In the Six Mile Run article, which present-day road was the historic King's Highway?

▶ Document text:
..........
Six Mile Run is a tributary of the Millstone River that drains a large area in central Franklin Township in Somerset County and as well western portions of North Brunswick and South Brunswick Townships in Middlesex County, New Jersey in the United States.

Name
Six Mile Run derives its name (along with other area streams including Mile Run, Three Mile Run, Nine Mile Run, and Ten Mile Run) from the distance early surveyors estimated it was from the point where the historic King's Highway (now Rt. 27) left the Raritan River at New Brunswick to the point the roadway crossed the stream.  The estimates were not very accurate but the stream names have remained in use ever since.

Course
Six Mile Run starts near Corporate Road in North Brunswick . It crosses Cozzens Lane, then flows through a residential development. It joins up with the drainage from a lake then crosses Rt. 27. It then joins with the Nine Mile Run, a major tributary, and crosses South Middlebush Rd. It then crosses Canal Road and drains into the Millstone River .

Accessibility
Six Mile Run is easily accessible in several places, including Cozzens Lane and the residential development. It also can be accessed at Route 27, South Middlebush Road, and Canal Road, as well as the D&R Canal Trail. It can be also accessed by trails in the Six Mile Run Reservoir Site.
..........
▶ Raw data:
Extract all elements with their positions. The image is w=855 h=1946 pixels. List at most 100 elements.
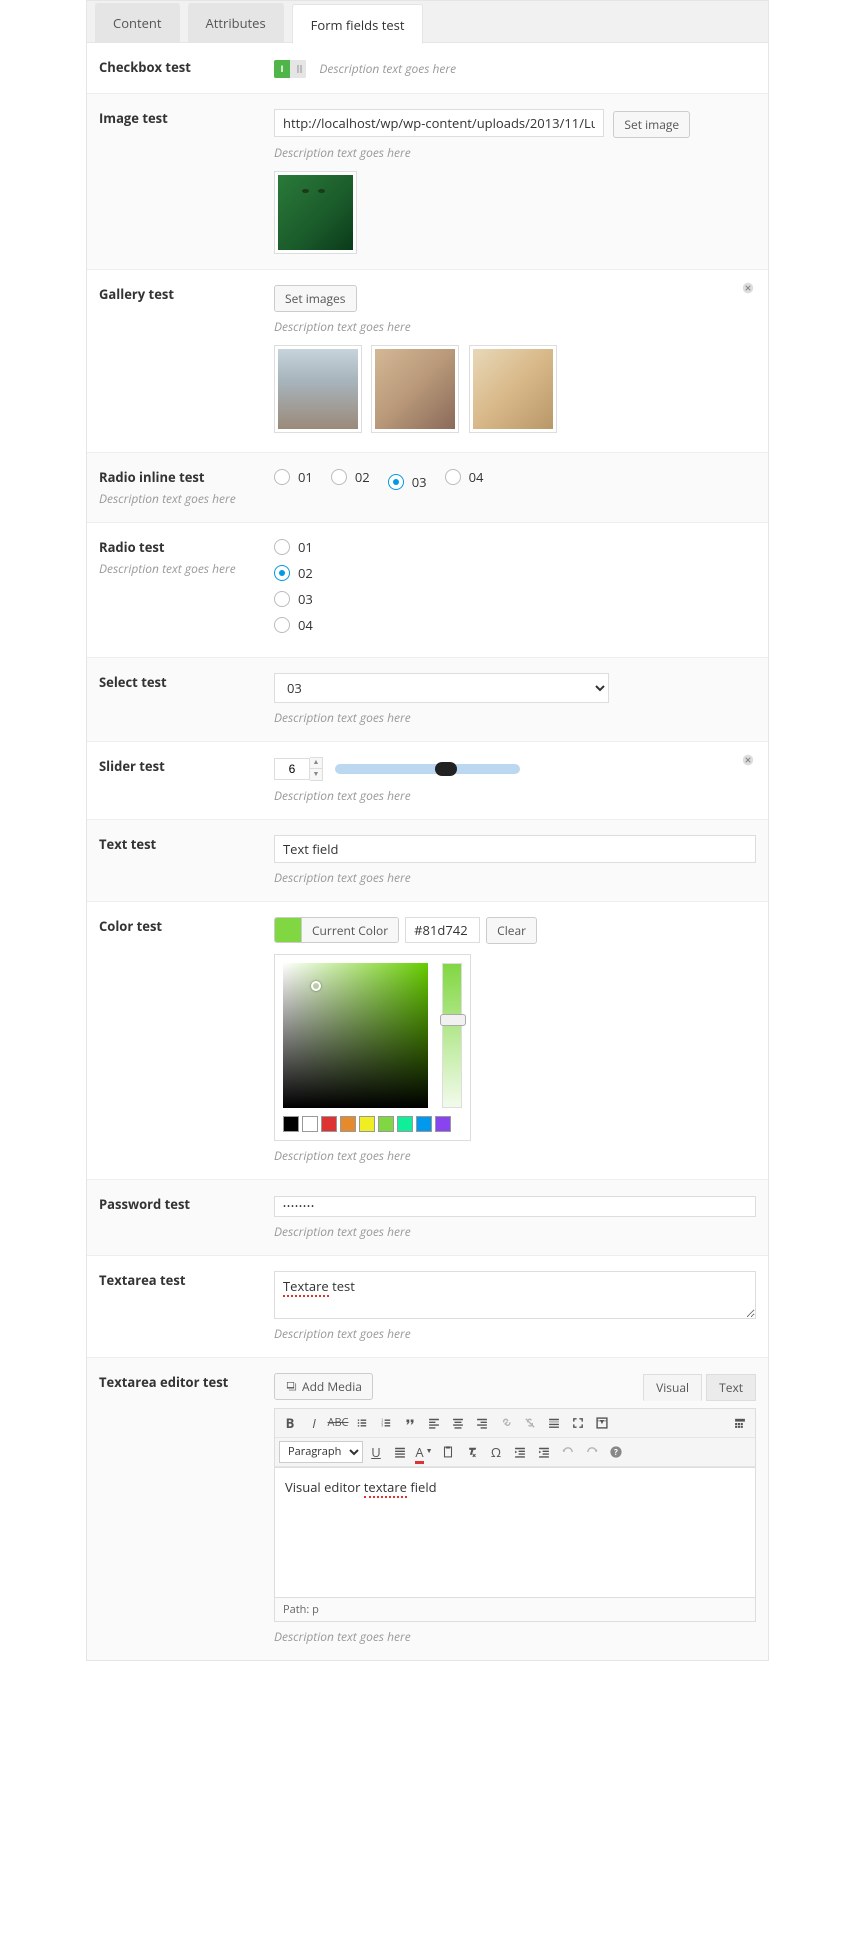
..........
▶ Reply:
Route 27